---------- Passage given ----------

The bank released a report Tuesday, titled “Fear And Wealth,” that was not a traditional investment-bank gold forecast but assessed the factors that tend to influence demand in both developed and emerging economies. This combination of fear and wealth accounted for a greater-than-400% rise in gold prices over the two decades since the metal bottomed in the late 1990s, Goldman said.

“We believe that precious metals remain a relevant asset class in modern portfolios, despite their lack of yield,” the bank said. “They are neither a historic accident or a relic.”

The physical properties of an ideal long-term store of value -- durability, portability, divisibility and intrinsic value – explain why precious metals were initially adopted and why they remain relevant today, Goldman said.

----------

According to the passage on gold, which four physical properties of an ideal long-term store of value explain why precious metals were adopted and remain relevant? The listing that comes next is separate material and is not part of the passage on gold.

---------- Supplied material ----------

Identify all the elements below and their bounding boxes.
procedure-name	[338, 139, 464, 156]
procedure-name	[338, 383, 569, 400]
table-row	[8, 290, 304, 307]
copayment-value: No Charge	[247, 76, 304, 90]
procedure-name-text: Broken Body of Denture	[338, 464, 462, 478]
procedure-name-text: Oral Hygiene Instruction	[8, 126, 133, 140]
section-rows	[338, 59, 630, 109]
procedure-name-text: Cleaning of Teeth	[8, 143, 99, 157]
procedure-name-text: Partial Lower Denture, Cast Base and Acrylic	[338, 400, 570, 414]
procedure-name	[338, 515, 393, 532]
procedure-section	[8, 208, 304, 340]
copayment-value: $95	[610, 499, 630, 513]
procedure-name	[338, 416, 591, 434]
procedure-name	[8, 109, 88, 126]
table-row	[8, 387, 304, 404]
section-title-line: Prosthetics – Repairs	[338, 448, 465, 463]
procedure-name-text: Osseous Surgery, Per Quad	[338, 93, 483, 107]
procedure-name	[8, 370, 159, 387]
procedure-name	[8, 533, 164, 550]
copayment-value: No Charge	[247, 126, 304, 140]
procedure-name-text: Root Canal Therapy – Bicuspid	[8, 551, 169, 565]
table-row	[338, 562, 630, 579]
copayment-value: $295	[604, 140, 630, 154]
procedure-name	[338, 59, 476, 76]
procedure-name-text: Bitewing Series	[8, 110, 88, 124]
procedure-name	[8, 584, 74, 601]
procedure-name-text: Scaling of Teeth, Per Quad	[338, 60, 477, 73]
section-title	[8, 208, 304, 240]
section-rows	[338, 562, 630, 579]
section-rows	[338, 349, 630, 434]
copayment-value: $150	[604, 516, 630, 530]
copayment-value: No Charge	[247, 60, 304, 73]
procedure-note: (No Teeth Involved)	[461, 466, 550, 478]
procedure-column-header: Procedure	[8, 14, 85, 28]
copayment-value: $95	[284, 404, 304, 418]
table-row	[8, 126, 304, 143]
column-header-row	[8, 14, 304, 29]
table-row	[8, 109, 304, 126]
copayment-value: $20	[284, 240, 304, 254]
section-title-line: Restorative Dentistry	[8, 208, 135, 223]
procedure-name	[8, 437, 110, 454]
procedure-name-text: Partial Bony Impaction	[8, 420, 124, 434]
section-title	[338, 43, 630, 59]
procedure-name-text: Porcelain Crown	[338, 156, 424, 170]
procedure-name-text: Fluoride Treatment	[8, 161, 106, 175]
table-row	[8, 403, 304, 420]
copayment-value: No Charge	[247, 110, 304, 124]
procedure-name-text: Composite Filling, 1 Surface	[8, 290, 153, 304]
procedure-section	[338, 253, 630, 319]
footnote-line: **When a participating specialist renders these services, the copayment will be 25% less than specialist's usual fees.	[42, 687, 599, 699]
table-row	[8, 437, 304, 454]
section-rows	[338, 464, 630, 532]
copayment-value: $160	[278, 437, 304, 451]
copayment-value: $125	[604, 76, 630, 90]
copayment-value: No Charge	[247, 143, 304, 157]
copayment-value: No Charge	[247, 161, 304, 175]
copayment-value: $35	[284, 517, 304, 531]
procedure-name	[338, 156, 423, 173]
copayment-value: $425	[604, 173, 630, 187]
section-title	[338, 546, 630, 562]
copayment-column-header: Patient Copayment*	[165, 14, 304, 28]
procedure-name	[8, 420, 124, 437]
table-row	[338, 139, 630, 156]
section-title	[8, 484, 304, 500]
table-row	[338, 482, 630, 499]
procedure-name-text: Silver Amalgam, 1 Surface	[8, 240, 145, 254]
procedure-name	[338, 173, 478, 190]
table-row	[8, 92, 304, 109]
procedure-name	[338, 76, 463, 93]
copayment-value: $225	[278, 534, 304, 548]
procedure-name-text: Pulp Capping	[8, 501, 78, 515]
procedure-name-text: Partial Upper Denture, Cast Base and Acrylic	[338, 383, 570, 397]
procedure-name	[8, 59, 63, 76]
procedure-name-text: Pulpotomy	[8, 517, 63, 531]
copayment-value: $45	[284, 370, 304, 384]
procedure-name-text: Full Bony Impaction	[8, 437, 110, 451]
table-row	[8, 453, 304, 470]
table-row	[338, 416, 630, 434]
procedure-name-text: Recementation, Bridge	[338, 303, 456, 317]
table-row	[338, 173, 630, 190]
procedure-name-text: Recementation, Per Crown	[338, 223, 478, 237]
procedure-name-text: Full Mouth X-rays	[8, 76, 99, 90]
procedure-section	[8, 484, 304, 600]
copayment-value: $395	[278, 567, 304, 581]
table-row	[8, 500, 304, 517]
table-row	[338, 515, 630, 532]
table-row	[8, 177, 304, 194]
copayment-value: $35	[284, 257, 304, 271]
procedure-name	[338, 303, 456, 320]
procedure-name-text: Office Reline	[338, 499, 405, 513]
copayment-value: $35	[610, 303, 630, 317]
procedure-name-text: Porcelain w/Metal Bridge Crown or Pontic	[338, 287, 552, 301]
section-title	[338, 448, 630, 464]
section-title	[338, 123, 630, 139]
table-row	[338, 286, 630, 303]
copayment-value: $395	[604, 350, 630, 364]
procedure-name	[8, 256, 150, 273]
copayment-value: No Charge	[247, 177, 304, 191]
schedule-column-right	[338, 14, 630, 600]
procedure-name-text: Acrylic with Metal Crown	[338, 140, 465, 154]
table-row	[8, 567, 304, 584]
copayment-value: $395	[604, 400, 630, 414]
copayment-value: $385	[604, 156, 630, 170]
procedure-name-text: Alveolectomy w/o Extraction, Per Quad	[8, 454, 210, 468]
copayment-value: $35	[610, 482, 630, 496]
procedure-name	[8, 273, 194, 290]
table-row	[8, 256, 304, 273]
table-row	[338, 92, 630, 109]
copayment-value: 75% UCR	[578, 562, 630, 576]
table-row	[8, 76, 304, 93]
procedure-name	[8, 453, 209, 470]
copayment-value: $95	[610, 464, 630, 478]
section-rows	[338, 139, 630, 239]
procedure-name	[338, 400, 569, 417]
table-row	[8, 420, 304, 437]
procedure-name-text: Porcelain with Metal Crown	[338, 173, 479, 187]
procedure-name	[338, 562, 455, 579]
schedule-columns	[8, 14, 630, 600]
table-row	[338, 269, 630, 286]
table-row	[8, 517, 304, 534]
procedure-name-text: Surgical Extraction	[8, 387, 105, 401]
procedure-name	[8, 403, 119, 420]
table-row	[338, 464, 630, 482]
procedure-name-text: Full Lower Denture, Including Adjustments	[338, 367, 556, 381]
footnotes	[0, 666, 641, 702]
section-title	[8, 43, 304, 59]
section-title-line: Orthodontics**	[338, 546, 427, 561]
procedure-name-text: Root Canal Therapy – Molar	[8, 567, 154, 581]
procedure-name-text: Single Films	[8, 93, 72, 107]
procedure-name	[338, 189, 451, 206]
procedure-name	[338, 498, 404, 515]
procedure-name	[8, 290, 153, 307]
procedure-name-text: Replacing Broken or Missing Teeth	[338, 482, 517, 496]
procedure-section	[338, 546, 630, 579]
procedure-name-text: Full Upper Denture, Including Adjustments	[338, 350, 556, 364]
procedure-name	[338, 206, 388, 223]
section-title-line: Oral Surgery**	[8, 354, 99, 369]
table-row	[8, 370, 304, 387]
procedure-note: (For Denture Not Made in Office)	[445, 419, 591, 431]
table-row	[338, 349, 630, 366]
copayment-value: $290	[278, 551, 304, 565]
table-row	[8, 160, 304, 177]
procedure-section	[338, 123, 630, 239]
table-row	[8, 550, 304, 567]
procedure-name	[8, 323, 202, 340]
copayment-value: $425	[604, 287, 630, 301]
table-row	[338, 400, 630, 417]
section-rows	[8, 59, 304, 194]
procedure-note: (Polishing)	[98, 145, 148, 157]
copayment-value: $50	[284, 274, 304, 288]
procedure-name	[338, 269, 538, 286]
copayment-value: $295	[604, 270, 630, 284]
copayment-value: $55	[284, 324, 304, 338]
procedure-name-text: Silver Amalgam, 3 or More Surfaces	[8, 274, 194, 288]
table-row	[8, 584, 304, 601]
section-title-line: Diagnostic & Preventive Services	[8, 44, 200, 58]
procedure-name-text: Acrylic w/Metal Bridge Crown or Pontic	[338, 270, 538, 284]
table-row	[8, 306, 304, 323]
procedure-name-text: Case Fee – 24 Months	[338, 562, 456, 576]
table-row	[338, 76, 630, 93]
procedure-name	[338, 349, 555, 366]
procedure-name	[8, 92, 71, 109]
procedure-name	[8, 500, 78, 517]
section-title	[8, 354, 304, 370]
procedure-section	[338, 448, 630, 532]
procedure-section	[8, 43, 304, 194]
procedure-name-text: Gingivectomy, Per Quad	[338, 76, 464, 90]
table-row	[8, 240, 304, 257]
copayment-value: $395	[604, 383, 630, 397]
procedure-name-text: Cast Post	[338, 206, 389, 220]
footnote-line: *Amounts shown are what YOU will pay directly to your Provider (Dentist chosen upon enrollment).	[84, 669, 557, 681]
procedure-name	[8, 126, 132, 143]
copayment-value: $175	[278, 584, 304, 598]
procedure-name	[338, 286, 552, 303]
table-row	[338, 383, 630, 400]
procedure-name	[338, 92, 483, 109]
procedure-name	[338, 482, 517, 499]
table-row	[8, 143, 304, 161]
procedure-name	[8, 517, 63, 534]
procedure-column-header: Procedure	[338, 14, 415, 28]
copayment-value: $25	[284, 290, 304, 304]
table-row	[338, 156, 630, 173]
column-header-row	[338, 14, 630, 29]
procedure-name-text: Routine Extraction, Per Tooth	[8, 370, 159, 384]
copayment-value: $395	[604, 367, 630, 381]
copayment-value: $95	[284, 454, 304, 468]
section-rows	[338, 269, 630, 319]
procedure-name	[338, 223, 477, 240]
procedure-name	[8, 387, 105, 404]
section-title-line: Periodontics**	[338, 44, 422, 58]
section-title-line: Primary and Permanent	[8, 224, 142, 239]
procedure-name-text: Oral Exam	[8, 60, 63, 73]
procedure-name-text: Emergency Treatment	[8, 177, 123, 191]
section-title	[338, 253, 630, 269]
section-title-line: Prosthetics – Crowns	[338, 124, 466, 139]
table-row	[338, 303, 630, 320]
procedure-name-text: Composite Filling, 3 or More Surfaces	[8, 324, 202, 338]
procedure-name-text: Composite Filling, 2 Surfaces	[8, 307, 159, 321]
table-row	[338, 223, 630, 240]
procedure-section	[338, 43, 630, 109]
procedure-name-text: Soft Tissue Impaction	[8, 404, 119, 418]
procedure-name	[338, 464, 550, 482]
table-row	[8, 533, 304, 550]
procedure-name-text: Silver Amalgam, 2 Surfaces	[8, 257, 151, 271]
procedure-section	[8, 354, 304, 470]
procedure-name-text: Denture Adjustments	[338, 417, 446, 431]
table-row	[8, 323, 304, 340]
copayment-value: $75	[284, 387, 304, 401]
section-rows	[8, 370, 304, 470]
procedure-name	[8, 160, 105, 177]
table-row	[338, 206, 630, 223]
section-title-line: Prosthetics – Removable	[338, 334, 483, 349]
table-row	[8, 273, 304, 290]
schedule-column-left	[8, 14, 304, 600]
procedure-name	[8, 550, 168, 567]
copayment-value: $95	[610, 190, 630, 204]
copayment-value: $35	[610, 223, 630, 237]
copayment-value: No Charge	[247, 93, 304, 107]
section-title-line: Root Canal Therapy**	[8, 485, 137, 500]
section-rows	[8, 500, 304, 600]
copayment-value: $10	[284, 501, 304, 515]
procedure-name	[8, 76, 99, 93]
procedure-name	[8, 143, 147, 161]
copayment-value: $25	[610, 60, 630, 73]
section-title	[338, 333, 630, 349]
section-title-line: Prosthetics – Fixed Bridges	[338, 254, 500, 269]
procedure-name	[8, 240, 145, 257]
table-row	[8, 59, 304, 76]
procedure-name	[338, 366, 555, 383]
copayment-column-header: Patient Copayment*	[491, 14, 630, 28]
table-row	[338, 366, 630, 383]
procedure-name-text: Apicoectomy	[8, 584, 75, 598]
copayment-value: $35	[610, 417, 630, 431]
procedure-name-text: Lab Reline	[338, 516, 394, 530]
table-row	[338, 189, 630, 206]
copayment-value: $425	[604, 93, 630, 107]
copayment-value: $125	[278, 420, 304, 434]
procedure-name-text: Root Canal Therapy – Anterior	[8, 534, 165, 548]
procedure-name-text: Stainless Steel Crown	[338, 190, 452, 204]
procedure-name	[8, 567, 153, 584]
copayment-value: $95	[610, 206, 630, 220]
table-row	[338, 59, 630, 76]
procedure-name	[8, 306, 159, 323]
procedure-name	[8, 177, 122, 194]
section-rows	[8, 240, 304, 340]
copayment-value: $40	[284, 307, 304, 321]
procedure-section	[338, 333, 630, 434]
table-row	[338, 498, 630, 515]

----------

Worked answer
Durability, portability, divisibility and intrinsic value.